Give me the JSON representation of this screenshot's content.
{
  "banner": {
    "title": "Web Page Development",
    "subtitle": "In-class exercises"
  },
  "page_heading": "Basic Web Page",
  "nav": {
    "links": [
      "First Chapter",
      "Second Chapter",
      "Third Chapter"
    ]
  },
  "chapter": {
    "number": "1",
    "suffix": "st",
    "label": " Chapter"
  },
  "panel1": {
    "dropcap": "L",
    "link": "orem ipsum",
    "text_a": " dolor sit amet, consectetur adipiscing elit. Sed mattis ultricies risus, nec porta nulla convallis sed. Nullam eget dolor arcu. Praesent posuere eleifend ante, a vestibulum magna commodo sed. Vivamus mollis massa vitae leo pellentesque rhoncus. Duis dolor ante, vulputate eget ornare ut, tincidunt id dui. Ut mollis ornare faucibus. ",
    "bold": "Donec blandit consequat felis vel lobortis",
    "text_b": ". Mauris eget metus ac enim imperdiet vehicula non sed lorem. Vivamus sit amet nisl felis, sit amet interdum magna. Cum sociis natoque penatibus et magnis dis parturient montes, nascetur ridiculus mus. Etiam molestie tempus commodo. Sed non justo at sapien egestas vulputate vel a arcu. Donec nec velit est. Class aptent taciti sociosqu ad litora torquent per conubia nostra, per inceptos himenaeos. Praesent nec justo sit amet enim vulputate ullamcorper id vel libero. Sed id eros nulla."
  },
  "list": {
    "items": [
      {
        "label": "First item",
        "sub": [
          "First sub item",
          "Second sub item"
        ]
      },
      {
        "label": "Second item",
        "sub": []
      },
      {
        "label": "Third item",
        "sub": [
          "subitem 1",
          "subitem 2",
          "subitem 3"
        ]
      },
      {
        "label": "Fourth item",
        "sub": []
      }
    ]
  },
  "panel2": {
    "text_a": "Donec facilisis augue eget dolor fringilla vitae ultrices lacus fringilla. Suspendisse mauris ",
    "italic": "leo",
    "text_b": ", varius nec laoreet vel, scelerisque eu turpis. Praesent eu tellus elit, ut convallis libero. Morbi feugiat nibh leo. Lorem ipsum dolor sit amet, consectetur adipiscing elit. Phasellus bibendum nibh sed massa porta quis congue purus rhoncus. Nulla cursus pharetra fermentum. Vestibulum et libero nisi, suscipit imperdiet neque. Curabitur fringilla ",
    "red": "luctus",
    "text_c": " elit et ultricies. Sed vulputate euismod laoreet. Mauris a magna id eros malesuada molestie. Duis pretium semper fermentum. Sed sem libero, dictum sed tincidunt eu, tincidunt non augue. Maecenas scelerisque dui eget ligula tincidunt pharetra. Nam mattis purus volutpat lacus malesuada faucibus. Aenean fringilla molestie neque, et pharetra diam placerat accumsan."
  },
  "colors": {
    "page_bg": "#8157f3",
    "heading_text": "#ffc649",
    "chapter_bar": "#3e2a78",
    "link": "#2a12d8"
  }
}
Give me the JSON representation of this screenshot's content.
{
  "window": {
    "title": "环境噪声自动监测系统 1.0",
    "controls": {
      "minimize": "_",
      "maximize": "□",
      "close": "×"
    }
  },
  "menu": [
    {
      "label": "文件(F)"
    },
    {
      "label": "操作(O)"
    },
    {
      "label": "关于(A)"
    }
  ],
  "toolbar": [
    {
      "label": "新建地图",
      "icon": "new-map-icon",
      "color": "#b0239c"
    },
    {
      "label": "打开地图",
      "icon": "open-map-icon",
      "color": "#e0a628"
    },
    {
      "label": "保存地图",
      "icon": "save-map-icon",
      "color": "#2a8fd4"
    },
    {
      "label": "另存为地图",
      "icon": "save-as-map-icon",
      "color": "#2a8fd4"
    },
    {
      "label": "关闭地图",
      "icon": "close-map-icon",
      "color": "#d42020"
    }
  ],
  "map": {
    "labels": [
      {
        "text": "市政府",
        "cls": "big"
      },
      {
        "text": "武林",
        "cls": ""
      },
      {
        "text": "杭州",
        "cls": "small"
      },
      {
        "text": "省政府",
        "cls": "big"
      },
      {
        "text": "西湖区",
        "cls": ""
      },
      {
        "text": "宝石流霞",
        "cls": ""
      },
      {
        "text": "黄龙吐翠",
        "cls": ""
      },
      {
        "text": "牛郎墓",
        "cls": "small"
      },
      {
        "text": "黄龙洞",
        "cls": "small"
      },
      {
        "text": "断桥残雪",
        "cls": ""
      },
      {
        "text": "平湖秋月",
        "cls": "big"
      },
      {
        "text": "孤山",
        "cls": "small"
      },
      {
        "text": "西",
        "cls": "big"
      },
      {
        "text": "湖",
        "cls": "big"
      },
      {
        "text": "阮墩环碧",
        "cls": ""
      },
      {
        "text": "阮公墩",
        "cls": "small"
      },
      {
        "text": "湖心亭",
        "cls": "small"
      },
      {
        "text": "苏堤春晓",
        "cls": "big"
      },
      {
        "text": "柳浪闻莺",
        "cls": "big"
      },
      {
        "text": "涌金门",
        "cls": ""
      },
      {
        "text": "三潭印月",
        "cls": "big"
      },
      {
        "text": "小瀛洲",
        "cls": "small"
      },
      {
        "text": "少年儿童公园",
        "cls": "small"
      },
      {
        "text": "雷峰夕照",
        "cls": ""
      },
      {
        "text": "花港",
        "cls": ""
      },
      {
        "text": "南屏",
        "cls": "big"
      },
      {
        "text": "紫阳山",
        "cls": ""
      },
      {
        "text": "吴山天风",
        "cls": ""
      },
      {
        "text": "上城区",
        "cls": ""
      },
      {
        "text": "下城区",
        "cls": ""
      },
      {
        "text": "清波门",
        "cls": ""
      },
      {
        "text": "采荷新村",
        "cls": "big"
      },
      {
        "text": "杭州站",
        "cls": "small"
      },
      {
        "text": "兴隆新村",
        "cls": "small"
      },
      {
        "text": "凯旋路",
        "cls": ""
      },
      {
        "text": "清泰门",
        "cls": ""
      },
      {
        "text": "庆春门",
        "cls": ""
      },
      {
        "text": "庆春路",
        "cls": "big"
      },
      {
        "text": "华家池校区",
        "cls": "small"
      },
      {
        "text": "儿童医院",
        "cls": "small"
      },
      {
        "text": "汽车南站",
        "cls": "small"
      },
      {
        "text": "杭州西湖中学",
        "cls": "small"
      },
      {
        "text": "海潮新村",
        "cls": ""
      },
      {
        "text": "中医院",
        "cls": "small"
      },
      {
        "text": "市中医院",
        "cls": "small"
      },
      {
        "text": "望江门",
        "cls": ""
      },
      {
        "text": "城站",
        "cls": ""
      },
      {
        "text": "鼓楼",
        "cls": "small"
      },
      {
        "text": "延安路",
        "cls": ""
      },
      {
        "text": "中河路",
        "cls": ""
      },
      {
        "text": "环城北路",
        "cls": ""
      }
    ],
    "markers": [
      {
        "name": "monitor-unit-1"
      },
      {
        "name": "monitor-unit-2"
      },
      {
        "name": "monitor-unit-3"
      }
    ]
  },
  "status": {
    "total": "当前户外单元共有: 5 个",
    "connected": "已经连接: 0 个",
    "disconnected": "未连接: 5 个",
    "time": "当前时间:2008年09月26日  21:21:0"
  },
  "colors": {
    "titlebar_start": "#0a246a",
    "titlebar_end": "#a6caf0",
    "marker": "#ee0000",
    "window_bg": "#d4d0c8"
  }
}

#### [EXERCISE AIM]
Copy out the whole listing, exactly as written.

#### [OUTPUT]
Give me the JSON representation of this screenshot's content.
{
  "banner": {
    "title": "Web Page Development",
    "subtitle": "In-class exercises"
  },
  "page_heading": "Basic Web Page",
  "nav": {
    "links": [
      "First Chapter",
      "Second Chapter",
      "Third Chapter"
    ]
  },
  "chapter": {
    "number": "1",
    "suffix": "st",
    "label": " Chapter"
  },
  "panel1": {
    "dropcap": "L",
    "link": "orem ipsum",
    "text_a": " dolor sit amet, consectetur adipiscing elit. Sed mattis ultricies risus, nec porta nulla convallis sed. Nullam eget dolor arcu. Praesent posuere eleifend ante, a vestibulum magna commodo sed. Vivamus mollis massa vitae leo pellentesque rhoncus. Duis dolor ante, vulputate eget ornare ut, tincidunt id dui. Ut mollis ornare faucibus. ",
    "bold": "Donec blandit consequat felis vel lobortis",
    "text_b": ". Mauris eget metus ac enim imperdiet vehicula non sed lorem. Vivamus sit amet nisl felis, sit amet interdum magna. Cum sociis natoque penatibus et magnis dis parturient montes, nascetur ridiculus mus. Etiam molestie tempus commodo. Sed non justo at sapien egestas vulputate vel a arcu. Donec nec velit est. Class aptent taciti sociosqu ad litora torquent per conubia nostra, per inceptos himenaeos. Praesent nec justo sit amet enim vulputate ullamcorper id vel libero. Sed id eros nulla."
  },
  "list": {
    "items": [
      {
        "label": "First item",
        "sub": [
          "First sub item",
          "Second sub item"
        ]
      },
      {
        "label": "Second item",
        "sub": []
      },
      {
        "label": "Third item",
        "sub": [
          "subitem 1",
          "subitem 2",
          "subitem 3"
        ]
      },
      {
        "label": "Fourth item",
        "sub": []
      }
    ]
  },
  "panel2": {
    "text_a": "Donec facilisis augue eget dolor fringilla vitae ultrices lacus fringilla. Suspendisse mauris ",
    "italic": "leo",
    "text_b": ", varius nec laoreet vel, scelerisque eu turpis. Praesent eu tellus elit, ut convallis libero. Morbi feugiat nibh leo. Lorem ipsum dolor sit amet, consectetur adipiscing elit. Phasellus bibendum nibh sed massa porta quis congue purus rhoncus. Nulla cursus pharetra fermentum. Vestibulum et libero nisi, suscipit imperdiet neque. Curabitur fringilla ",
    "red": "luctus",
    "text_c": " elit et ultricies. Sed vulputate euismod laoreet. Mauris a magna id eros malesuada molestie. Duis pretium semper fermentum. Sed sem libero, dictum sed tincidunt eu, tincidunt non augue. Maecenas scelerisque dui eget ligula tincidunt pharetra. Nam mattis purus volutpat lacus malesuada faucibus. Aenean fringilla molestie neque, et pharetra diam placerat accumsan."
  },
  "colors": {
    "page_bg": "#8157f3",
    "heading_text": "#ffc649",
    "chapter_bar": "#3e2a78",
    "link": "#2a12d8"
  }
}
Give me the JSON representation of this screenshot's content.
{
  "window": {
    "title": "环境噪声自动监测系统 1.0",
    "controls": {
      "minimize": "_",
      "maximize": "□",
      "close": "×"
    }
  },
  "menu": [
    {
      "label": "文件(F)"
    },
    {
      "label": "操作(O)"
    },
    {
      "label": "关于(A)"
    }
  ],
  "toolbar": [
    {
      "label": "新建地图",
      "icon": "new-map-icon",
      "color": "#b0239c"
    },
    {
      "label": "打开地图",
      "icon": "open-map-icon",
      "color": "#e0a628"
    },
    {
      "label": "保存地图",
      "icon": "save-map-icon",
      "color": "#2a8fd4"
    },
    {
      "label": "另存为地图",
      "icon": "save-as-map-icon",
      "color": "#2a8fd4"
    },
    {
      "label": "关闭地图",
      "icon": "close-map-icon",
      "color": "#d42020"
    }
  ],
  "map": {
    "labels": [
      {
        "text": "市政府",
        "cls": "big"
      },
      {
        "text": "武林",
        "cls": ""
      },
      {
        "text": "杭州",
        "cls": "small"
      },
      {
        "text": "省政府",
        "cls": "big"
      },
      {
        "text": "西湖区",
        "cls": ""
      },
      {
        "text": "宝石流霞",
        "cls": ""
      },
      {
        "text": "黄龙吐翠",
        "cls": ""
      },
      {
        "text": "牛郎墓",
        "cls": "small"
      },
      {
        "text": "黄龙洞",
        "cls": "small"
      },
      {
        "text": "断桥残雪",
        "cls": ""
      },
      {
        "text": "平湖秋月",
        "cls": "big"
      },
      {
        "text": "孤山",
        "cls": "small"
      },
      {
        "text": "西",
        "cls": "big"
      },
      {
        "text": "湖",
        "cls": "big"
      },
      {
        "text": "阮墩环碧",
        "cls": ""
      },
      {
        "text": "阮公墩",
        "cls": "small"
      },
      {
        "text": "湖心亭",
        "cls": "small"
      },
      {
        "text": "苏堤春晓",
        "cls": "big"
      },
      {
        "text": "柳浪闻莺",
        "cls": "big"
      },
      {
        "text": "涌金门",
        "cls": ""
      },
      {
        "text": "三潭印月",
        "cls": "big"
      },
      {
        "text": "小瀛洲",
        "cls": "small"
      },
      {
        "text": "少年儿童公园",
        "cls": "small"
      },
      {
        "text": "雷峰夕照",
        "cls": ""
      },
      {
        "text": "花港",
        "cls": ""
      },
      {
        "text": "南屏",
        "cls": "big"
      },
      {
        "text": "紫阳山",
        "cls": ""
      },
      {
        "text": "吴山天风",
        "cls": ""
      },
      {
        "text": "上城区",
        "cls": ""
      },
      {
        "text": "下城区",
        "cls": ""
      },
      {
        "text": "清波门",
        "cls": ""
      },
      {
        "text": "采荷新村",
        "cls": "big"
      },
      {
        "text": "杭州站",
        "cls": "small"
      },
      {
        "text": "兴隆新村",
        "cls": "small"
      },
      {
        "text": "凯旋路",
        "cls": ""
      },
      {
        "text": "清泰门",
        "cls": ""
      },
      {
        "text": "庆春门",
        "cls": ""
      },
      {
        "text": "庆春路",
        "cls": "big"
      },
      {
        "text": "华家池校区",
        "cls": "small"
      },
      {
        "text": "儿童医院",
        "cls": "small"
      },
      {
        "text": "汽车南站",
        "cls": "small"
      },
      {
        "text": "杭州西湖中学",
        "cls": "small"
      },
      {
        "text": "海潮新村",
        "cls": ""
      },
      {
        "text": "中医院",
        "cls": "small"
      },
      {
        "text": "市中医院",
        "cls": "small"
      },
      {
        "text": "望江门",
        "cls": ""
      },
      {
        "text": "城站",
        "cls": ""
      },
      {
        "text": "鼓楼",
        "cls": "small"
      },
      {
        "text": "延安路",
        "cls": ""
      },
      {
        "text": "中河路",
        "cls": ""
      },
      {
        "text": "环城北路",
        "cls": ""
      }
    ],
    "markers": [
      {
        "name": "monitor-unit-1"
      },
      {
        "name": "monitor-unit-2"
      },
      {
        "name": "monitor-unit-3"
      }
    ]
  },
  "status": {
    "total": "当前户外单元共有: 5 个",
    "connected": "已经连接: 0 个",
    "disconnected": "未连接: 5 个",
    "time": "当前时间:2008年09月26日  21:21:0"
  },
  "colors": {
    "titlebar_start": "#0a246a",
    "titlebar_end": "#a6caf0",
    "marker": "#ee0000",
    "window_bg": "#d4d0c8"
  }
}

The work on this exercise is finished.